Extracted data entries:
Start
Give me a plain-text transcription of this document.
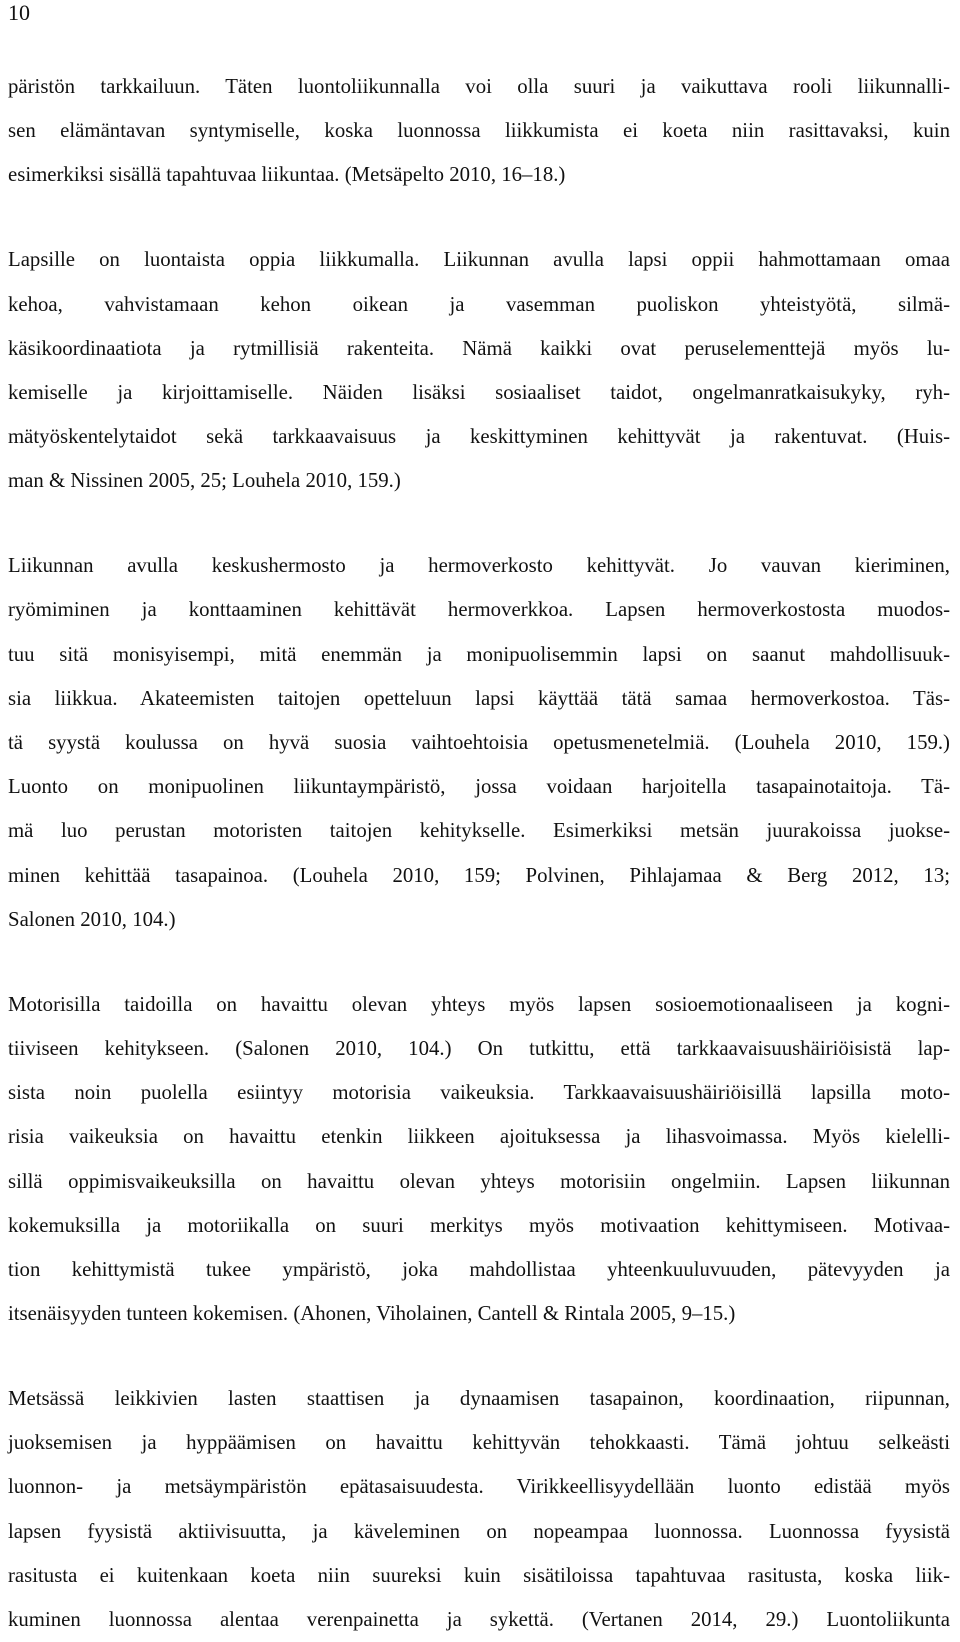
10
päristön tarkkailuun. Täten luontoliikunnalla voi olla suuri ja vaikuttava rooli liikunnalli-
sen elämäntavan syntymiselle, koska luonnossa liikkumista ei koeta niin rasittavaksi, kuin
esimerkiksi sisällä tapahtuvaa liikuntaa. (Metsäpelto 2010, 16–18.)
Lapsille on luontaista oppia liikkumalla. Liikunnan avulla lapsi oppii hahmottamaan omaa
kehoa, vahvistamaan kehon oikean ja vasemman puoliskon yhteistyötä, silmä-
käsikoordinaatiota ja rytmillisiä rakenteita. Nämä kaikki ovat peruselementtejä myös lu-
kemiselle ja kirjoittamiselle. Näiden lisäksi sosiaaliset taidot, ongelmanratkaisukyky, ryh-
mätyöskentelytaidot sekä tarkkaavaisuus ja keskittyminen kehittyvät ja rakentuvat. (Huis-
man & Nissinen 2005, 25; Louhela 2010, 159.)
Liikunnan avulla keskushermosto ja hermoverkosto kehittyvät. Jo vauvan kieriminen,
ryömiminen ja konttaaminen kehittävät hermoverkkoa. Lapsen hermoverkostosta muodos-
tuu sitä monisyisempi, mitä enemmän ja monipuolisemmin lapsi on saanut mahdollisuuk-
sia liikkua. Akateemisten taitojen opetteluun lapsi käyttää tätä samaa hermoverkostoa. Täs-
tä syystä koulussa on hyvä suosia vaihtoehtoisia opetusmenetelmiä. (Louhela 2010, 159.)
Luonto on monipuolinen liikuntaympäristö, jossa voidaan harjoitella tasapainotaitoja. Tä-
mä luo perustan motoristen taitojen kehitykselle. Esimerkiksi metsän juurakoissa juokse-
minen kehittää tasapainoa. (Louhela 2010, 159; Polvinen, Pihlajamaa & Berg 2012, 13;
Salonen 2010, 104.)
Motorisilla taidoilla on havaittu olevan yhteys myös lapsen sosioemotionaaliseen ja kogni-
tiiviseen kehitykseen. (Salonen 2010, 104.) On tutkittu, että tarkkaavaisuushäiriöisistä lap-
sista noin puolella esiintyy motorisia vaikeuksia. Tarkkaavaisuushäiriöisillä lapsilla moto-
risia vaikeuksia on havaittu etenkin liikkeen ajoituksessa ja lihasvoimassa. Myös kielelli-
sillä oppimisvaikeuksilla on havaittu olevan yhteys motorisiin ongelmiin. Lapsen liikunnan
kokemuksilla ja motoriikalla on suuri merkitys myös motivaation kehittymiseen. Motivaa-
tion kehittymistä tukee ympäristö, joka mahdollistaa yhteenkuuluvuuden, pätevyyden ja
itsenäisyyden tunteen kokemisen. (Ahonen, Viholainen, Cantell & Rintala 2005, 9–15.)
Metsässä leikkivien lasten staattisen ja dynaamisen tasapainon, koordinaation, riipunnan,
juoksemisen ja hyppäämisen on havaittu kehittyvän tehokkaasti. Tämä johtuu selkeästi
luonnon- ja metsäympäristön epätasaisuudesta. Virikkeellisyydellään luonto edistää myös
lapsen fyysistä aktiivisuutta, ja käveleminen on nopeampaa luonnossa. Luonnossa fyysistä
rasitusta ei kuitenkaan koeta niin suureksi kuin sisätiloissa tapahtuvaa rasitusta, koska liik-
kuminen luonnossa alentaa verenpainetta ja sykettä. (Vertanen 2014, 29.) Luontoliikunta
End
● **YOUR OBJECTIVE**
Make an exact reproduction of the listing above, without any pictures.

● **FULL OUTPUT**
Give me a plain-text transcription of this document.
10
päristön tarkkailuun. Täten luontoliikunnalla voi olla suuri ja vaikuttava rooli liikunnalli-
sen elämäntavan syntymiselle, koska luonnossa liikkumista ei koeta niin rasittavaksi, kuin
esimerkiksi sisällä tapahtuvaa liikuntaa. (Metsäpelto 2010, 16–18.)
Lapsille on luontaista oppia liikkumalla. Liikunnan avulla lapsi oppii hahmottamaan omaa
kehoa, vahvistamaan kehon oikean ja vasemman puoliskon yhteistyötä, silmä-
käsikoordinaatiota ja rytmillisiä rakenteita. Nämä kaikki ovat peruselementtejä myös lu-
kemiselle ja kirjoittamiselle. Näiden lisäksi sosiaaliset taidot, ongelmanratkaisukyky, ryh-
mätyöskentelytaidot sekä tarkkaavaisuus ja keskittyminen kehittyvät ja rakentuvat. (Huis-
man & Nissinen 2005, 25; Louhela 2010, 159.)
Liikunnan avulla keskushermosto ja hermoverkosto kehittyvät. Jo vauvan kieriminen,
ryömiminen ja konttaaminen kehittävät hermoverkkoa. Lapsen hermoverkostosta muodos-
tuu sitä monisyisempi, mitä enemmän ja monipuolisemmin lapsi on saanut mahdollisuuk-
sia liikkua. Akateemisten taitojen opetteluun lapsi käyttää tätä samaa hermoverkostoa. Täs-
tä syystä koulussa on hyvä suosia vaihtoehtoisia opetusmenetelmiä. (Louhela 2010, 159.)
Luonto on monipuolinen liikuntaympäristö, jossa voidaan harjoitella tasapainotaitoja. Tä-
mä luo perustan motoristen taitojen kehitykselle. Esimerkiksi metsän juurakoissa juokse-
minen kehittää tasapainoa. (Louhela 2010, 159; Polvinen, Pihlajamaa & Berg 2012, 13;
Salonen 2010, 104.)
Motorisilla taidoilla on havaittu olevan yhteys myös lapsen sosioemotionaaliseen ja kogni-
tiiviseen kehitykseen. (Salonen 2010, 104.) On tutkittu, että tarkkaavaisuushäiriöisistä lap-
sista noin puolella esiintyy motorisia vaikeuksia. Tarkkaavaisuushäiriöisillä lapsilla moto-
risia vaikeuksia on havaittu etenkin liikkeen ajoituksessa ja lihasvoimassa. Myös kielelli-
sillä oppimisvaikeuksilla on havaittu olevan yhteys motorisiin ongelmiin. Lapsen liikunnan
kokemuksilla ja motoriikalla on suuri merkitys myös motivaation kehittymiseen. Motivaa-
tion kehittymistä tukee ympäristö, joka mahdollistaa yhteenkuuluvuuden, pätevyyden ja
itsenäisyyden tunteen kokemisen. (Ahonen, Viholainen, Cantell & Rintala 2005, 9–15.)
Metsässä leikkivien lasten staattisen ja dynaamisen tasapainon, koordinaation, riipunnan,
juoksemisen ja hyppäämisen on havaittu kehittyvän tehokkaasti. Tämä johtuu selkeästi
luonnon- ja metsäympäristön epätasaisuudesta. Virikkeellisyydellään luonto edistää myös
lapsen fyysistä aktiivisuutta, ja käveleminen on nopeampaa luonnossa. Luonnossa fyysistä
rasitusta ei kuitenkaan koeta niin suureksi kuin sisätiloissa tapahtuvaa rasitusta, koska liik-
kuminen luonnossa alentaa verenpainetta ja sykettä. (Vertanen 2014, 29.) Luontoliikunta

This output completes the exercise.